Figure data in JSON:
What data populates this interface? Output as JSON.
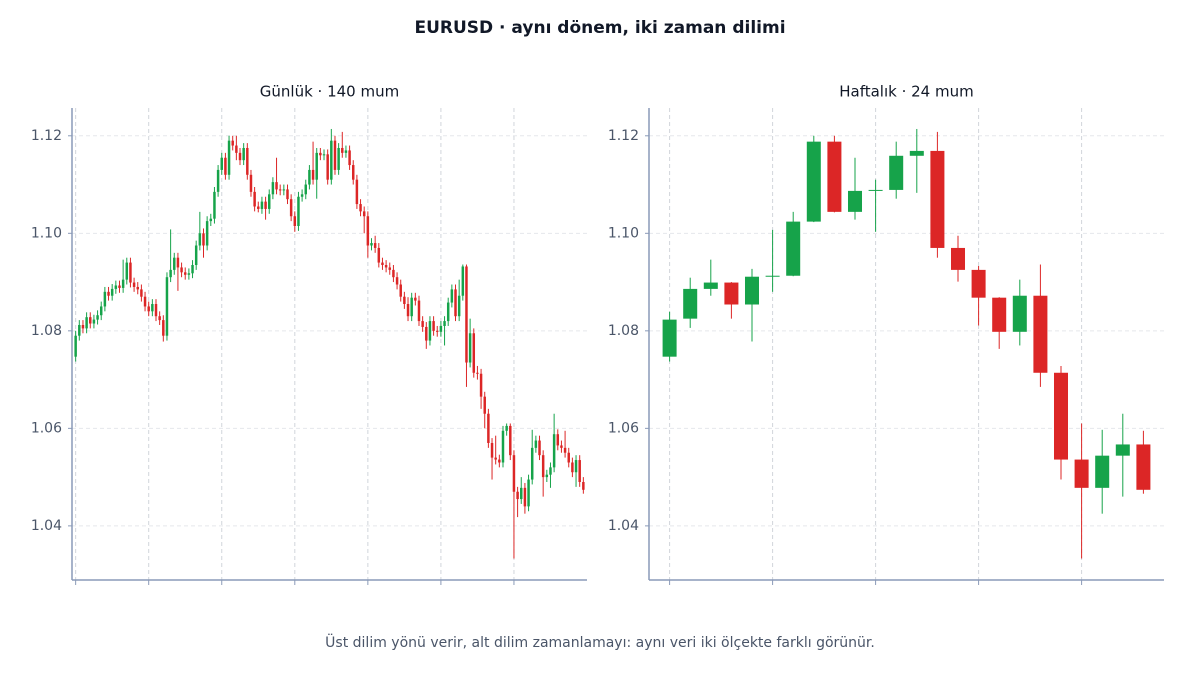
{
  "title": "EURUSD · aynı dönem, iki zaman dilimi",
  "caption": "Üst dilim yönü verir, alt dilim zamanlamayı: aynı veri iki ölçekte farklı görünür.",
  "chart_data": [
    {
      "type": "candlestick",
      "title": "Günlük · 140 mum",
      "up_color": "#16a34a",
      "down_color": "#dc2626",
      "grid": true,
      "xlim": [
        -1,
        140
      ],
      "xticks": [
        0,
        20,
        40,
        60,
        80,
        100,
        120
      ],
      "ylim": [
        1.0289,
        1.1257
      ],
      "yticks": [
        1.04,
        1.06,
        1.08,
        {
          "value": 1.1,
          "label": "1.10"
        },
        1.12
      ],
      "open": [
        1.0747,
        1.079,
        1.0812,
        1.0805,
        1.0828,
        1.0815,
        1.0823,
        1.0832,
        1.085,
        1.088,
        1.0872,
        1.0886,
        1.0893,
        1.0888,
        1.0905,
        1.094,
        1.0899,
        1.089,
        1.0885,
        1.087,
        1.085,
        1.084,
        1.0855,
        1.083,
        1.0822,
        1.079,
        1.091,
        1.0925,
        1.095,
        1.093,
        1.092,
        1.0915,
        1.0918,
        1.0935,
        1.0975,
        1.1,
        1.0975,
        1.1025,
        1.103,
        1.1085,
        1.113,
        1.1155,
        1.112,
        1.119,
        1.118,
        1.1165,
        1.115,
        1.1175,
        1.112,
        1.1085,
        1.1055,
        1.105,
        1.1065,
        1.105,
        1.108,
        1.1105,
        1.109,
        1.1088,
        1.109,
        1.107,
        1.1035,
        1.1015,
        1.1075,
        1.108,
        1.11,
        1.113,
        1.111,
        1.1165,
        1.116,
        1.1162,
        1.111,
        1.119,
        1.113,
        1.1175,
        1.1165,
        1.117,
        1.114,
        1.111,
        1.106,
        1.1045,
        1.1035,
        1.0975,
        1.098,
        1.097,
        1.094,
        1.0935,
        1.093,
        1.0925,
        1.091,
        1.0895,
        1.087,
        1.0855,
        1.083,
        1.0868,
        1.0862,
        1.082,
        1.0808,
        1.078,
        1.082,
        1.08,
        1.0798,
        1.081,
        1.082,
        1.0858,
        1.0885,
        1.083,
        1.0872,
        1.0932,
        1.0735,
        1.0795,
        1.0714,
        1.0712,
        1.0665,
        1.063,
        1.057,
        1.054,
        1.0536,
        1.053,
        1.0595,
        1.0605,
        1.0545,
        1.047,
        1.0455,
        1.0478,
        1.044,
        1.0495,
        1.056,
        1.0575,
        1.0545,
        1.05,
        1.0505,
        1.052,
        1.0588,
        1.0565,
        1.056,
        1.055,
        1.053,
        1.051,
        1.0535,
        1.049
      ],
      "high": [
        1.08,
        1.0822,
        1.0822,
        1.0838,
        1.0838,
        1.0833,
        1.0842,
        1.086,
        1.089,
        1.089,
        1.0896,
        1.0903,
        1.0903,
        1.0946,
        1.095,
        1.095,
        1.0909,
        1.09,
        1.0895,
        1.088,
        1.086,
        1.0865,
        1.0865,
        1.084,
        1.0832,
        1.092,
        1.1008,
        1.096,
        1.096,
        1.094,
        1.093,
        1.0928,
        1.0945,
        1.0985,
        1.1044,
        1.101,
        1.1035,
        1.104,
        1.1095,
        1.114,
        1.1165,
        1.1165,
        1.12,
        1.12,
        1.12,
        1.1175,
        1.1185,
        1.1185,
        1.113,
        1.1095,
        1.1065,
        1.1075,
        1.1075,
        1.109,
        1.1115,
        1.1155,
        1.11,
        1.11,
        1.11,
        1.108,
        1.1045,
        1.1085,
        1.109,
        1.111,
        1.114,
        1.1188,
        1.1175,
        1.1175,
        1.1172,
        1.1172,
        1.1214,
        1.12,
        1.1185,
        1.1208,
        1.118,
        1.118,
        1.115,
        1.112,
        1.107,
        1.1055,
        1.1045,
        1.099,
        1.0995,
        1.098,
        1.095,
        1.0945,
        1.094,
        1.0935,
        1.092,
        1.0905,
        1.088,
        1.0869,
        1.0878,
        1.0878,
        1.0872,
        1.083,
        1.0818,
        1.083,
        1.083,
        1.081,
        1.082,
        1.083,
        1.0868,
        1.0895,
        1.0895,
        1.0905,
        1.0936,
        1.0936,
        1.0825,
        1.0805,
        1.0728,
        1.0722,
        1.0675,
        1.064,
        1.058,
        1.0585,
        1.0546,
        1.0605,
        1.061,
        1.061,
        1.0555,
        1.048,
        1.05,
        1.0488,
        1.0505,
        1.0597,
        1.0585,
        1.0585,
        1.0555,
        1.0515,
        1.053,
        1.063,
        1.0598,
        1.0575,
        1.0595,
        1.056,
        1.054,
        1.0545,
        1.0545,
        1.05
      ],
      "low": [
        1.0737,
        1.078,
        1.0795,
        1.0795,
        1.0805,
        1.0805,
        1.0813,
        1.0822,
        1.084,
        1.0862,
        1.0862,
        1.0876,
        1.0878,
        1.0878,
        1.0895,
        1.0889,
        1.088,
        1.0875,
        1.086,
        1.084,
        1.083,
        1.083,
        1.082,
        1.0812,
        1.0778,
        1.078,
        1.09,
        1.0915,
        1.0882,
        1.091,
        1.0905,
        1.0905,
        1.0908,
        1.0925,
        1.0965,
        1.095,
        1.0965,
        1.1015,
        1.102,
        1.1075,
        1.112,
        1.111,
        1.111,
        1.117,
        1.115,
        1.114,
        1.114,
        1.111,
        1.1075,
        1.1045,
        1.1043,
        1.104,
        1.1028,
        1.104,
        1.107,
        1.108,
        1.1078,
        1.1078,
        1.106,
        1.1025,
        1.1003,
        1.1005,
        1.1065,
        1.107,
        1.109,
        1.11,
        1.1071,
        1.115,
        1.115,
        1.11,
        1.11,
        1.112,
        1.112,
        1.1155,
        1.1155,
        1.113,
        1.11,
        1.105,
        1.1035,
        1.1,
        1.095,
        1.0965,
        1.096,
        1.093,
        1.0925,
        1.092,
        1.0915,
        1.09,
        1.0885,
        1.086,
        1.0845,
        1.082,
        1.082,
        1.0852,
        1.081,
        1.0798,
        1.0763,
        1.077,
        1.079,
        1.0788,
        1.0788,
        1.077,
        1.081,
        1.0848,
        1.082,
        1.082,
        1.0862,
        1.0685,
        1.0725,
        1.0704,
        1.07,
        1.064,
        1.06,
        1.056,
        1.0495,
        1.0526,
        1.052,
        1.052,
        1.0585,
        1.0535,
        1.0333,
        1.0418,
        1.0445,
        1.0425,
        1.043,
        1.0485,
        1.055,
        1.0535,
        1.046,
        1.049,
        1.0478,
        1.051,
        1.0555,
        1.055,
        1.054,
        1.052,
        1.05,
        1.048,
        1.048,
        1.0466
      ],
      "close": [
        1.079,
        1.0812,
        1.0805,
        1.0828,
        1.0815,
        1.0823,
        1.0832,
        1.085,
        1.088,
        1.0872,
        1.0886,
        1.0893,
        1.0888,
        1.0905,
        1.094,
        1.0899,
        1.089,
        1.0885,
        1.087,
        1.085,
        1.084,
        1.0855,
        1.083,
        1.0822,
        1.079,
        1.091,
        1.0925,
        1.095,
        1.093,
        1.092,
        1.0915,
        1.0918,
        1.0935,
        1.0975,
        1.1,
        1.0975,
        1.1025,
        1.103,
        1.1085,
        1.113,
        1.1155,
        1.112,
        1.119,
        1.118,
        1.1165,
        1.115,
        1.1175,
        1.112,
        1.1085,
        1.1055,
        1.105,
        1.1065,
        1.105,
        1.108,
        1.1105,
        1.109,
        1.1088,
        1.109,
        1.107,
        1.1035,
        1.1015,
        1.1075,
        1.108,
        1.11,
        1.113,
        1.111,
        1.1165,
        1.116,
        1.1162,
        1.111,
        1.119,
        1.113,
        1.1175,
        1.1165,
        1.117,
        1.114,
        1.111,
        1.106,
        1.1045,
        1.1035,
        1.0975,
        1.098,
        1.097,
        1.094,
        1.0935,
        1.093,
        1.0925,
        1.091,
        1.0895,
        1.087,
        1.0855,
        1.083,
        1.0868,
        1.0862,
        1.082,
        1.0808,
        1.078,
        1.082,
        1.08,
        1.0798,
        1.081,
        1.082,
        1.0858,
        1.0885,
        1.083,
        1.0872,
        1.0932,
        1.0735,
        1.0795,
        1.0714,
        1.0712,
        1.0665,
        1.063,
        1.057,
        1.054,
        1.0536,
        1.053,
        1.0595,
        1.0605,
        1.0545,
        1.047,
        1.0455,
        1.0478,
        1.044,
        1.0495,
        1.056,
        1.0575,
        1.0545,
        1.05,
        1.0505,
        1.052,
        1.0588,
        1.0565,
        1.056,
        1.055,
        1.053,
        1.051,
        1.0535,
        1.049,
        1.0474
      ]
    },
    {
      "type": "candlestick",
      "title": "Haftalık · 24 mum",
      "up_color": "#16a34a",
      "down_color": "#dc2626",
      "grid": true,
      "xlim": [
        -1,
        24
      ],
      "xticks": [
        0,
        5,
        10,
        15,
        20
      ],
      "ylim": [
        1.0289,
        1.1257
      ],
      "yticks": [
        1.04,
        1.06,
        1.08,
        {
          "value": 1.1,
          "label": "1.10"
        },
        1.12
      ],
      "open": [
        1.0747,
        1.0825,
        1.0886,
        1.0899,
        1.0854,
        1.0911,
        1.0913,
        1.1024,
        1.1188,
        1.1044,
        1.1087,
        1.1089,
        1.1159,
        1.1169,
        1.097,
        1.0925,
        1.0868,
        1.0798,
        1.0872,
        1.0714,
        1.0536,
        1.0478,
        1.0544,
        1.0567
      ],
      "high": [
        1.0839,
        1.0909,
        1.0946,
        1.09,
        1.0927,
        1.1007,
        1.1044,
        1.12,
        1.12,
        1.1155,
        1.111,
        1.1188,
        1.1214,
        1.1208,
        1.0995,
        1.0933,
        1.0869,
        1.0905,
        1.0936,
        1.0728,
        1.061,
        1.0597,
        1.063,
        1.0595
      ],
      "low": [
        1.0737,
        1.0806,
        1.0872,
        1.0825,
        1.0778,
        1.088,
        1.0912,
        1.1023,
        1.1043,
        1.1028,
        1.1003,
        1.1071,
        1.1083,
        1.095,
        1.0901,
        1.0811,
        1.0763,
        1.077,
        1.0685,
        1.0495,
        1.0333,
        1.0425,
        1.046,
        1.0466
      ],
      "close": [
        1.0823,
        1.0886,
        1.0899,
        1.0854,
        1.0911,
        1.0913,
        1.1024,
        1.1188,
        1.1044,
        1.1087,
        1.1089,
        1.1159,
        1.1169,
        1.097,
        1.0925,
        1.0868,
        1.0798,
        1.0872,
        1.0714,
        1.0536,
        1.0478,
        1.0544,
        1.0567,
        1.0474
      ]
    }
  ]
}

==

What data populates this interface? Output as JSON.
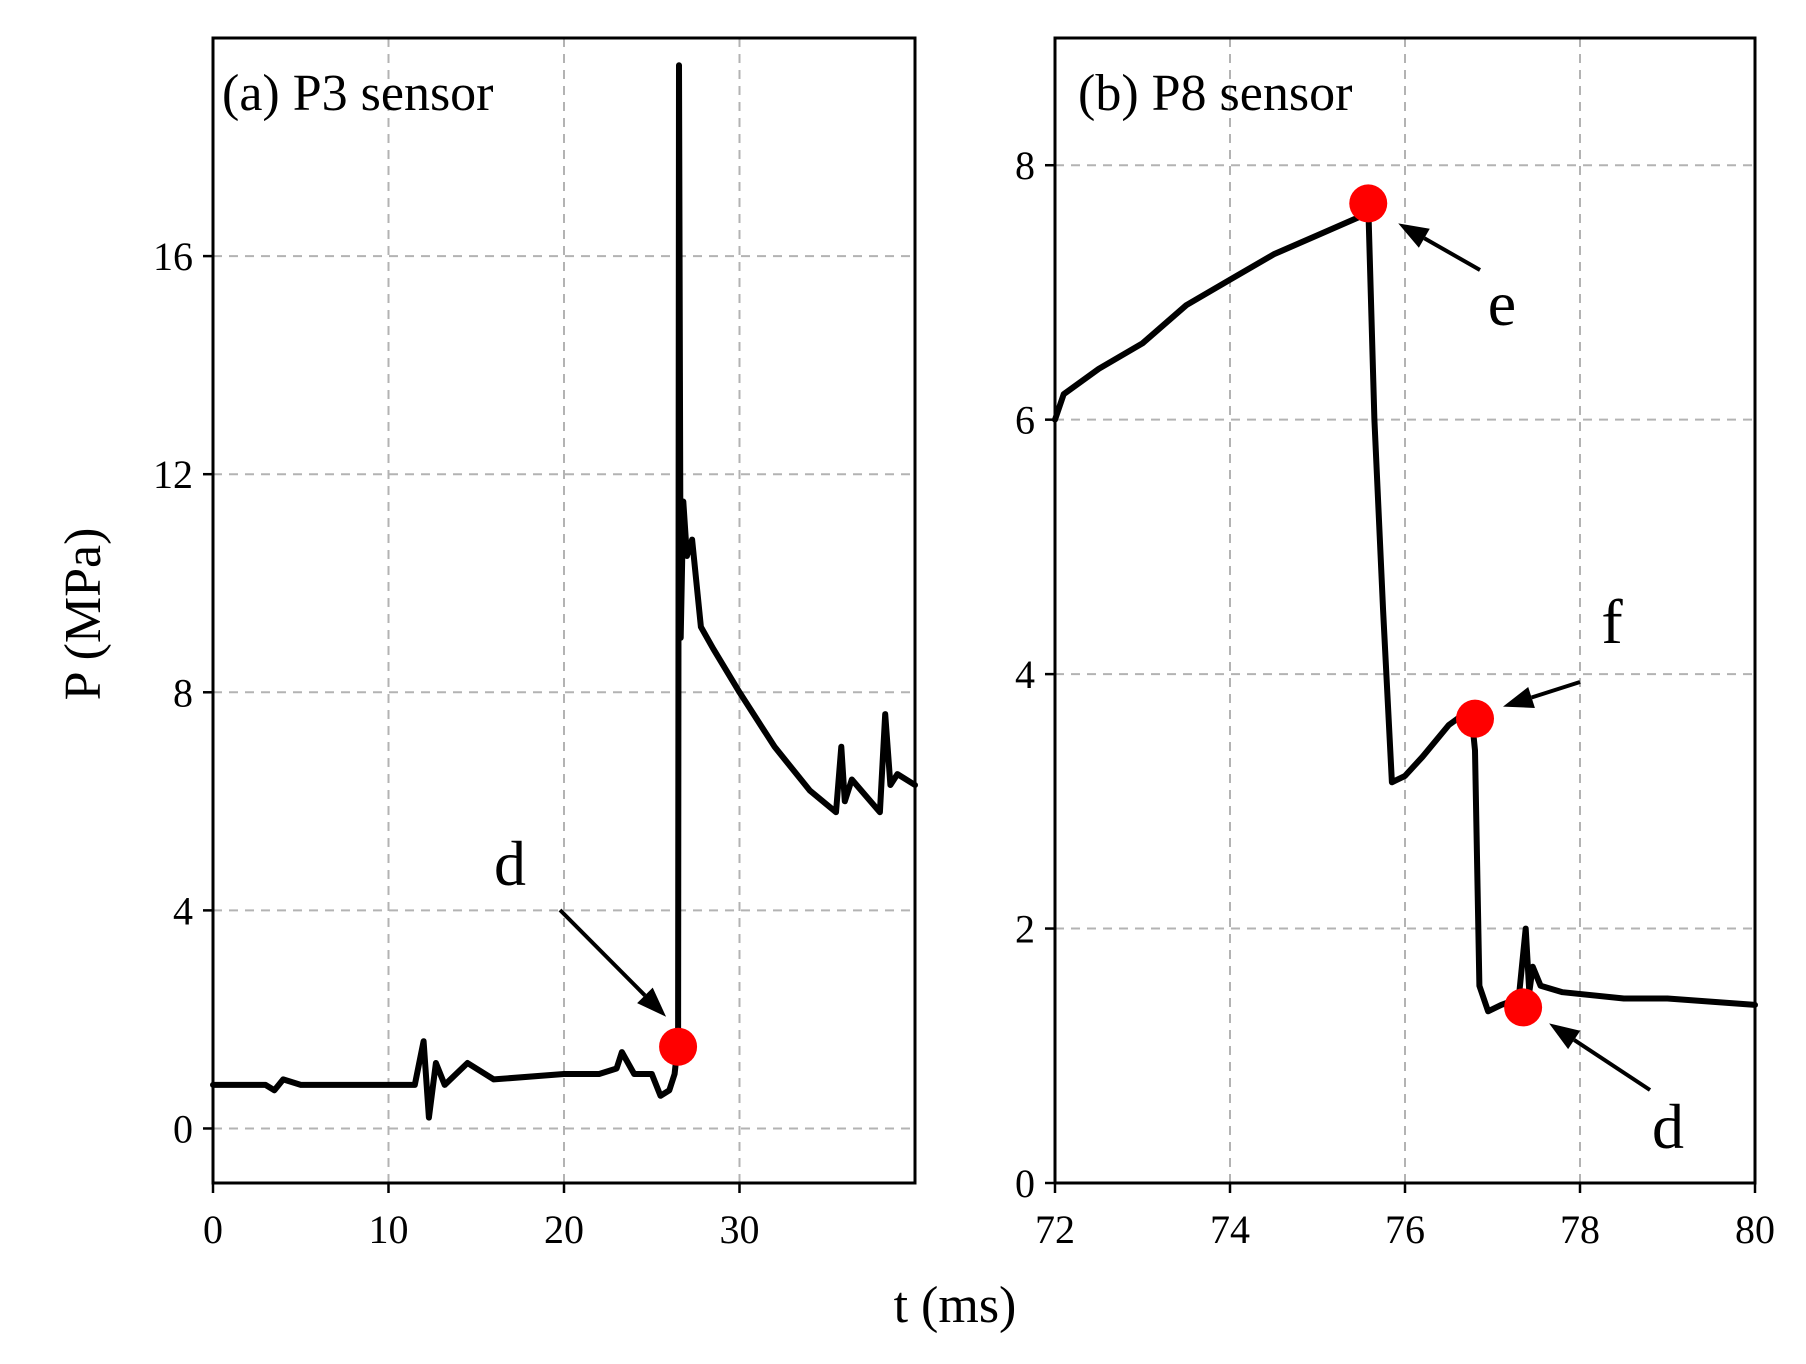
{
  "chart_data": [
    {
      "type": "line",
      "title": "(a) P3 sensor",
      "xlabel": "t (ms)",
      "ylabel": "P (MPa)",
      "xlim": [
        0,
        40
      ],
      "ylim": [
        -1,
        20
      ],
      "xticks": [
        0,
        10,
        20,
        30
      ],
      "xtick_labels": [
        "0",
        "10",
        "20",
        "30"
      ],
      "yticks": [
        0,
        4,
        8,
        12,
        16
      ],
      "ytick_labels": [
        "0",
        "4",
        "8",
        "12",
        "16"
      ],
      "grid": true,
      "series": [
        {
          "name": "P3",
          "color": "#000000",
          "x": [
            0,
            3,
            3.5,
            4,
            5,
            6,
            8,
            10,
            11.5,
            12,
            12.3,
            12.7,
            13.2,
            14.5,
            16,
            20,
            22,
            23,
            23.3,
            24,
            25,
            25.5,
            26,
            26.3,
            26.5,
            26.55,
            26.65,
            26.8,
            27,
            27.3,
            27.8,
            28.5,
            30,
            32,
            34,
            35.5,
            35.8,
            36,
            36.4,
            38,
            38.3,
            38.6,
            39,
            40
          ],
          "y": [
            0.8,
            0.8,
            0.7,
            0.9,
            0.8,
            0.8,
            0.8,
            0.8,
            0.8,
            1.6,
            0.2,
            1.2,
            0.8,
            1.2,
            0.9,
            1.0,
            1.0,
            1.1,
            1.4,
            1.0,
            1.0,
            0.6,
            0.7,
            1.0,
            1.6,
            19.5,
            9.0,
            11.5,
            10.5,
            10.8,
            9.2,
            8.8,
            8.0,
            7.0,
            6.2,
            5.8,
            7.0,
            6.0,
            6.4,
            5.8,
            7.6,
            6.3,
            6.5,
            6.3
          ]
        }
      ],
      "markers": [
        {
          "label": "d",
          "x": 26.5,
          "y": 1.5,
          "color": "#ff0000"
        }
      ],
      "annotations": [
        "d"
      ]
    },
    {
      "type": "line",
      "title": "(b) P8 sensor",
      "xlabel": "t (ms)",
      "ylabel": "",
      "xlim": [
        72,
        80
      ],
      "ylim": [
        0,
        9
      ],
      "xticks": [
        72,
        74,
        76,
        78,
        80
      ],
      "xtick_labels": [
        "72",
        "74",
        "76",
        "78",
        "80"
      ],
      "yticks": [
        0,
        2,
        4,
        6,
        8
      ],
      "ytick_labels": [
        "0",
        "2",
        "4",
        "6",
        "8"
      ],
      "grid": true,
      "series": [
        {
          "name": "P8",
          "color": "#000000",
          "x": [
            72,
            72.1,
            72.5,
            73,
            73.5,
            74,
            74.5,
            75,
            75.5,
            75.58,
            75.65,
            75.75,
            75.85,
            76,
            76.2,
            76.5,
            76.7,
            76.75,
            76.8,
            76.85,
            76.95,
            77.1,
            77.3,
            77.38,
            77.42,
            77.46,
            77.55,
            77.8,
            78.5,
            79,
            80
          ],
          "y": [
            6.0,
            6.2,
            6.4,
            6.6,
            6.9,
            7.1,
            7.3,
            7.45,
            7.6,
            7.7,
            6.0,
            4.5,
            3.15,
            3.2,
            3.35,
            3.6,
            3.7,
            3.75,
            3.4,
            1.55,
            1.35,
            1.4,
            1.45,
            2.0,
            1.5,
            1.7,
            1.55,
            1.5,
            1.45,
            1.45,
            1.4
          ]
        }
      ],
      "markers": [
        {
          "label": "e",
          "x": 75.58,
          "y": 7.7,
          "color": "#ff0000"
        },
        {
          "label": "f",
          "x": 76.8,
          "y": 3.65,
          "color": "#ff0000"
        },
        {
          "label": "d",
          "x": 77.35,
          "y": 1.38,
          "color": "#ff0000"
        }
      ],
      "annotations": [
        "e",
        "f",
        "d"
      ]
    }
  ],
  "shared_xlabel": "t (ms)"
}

PROBLEM REQUIREMENTS: Copy out each line that contains the word "title".

WRITTEN ANSWER:
  "title": "EURUSD · aynı dönem, iki zaman dilimi",
      "title": "Günlük · 140 mum",
      "title": "Haftalık · 24 mum",
      "title": "(a) P3 sensor",
      "title": "(b) P8 sensor",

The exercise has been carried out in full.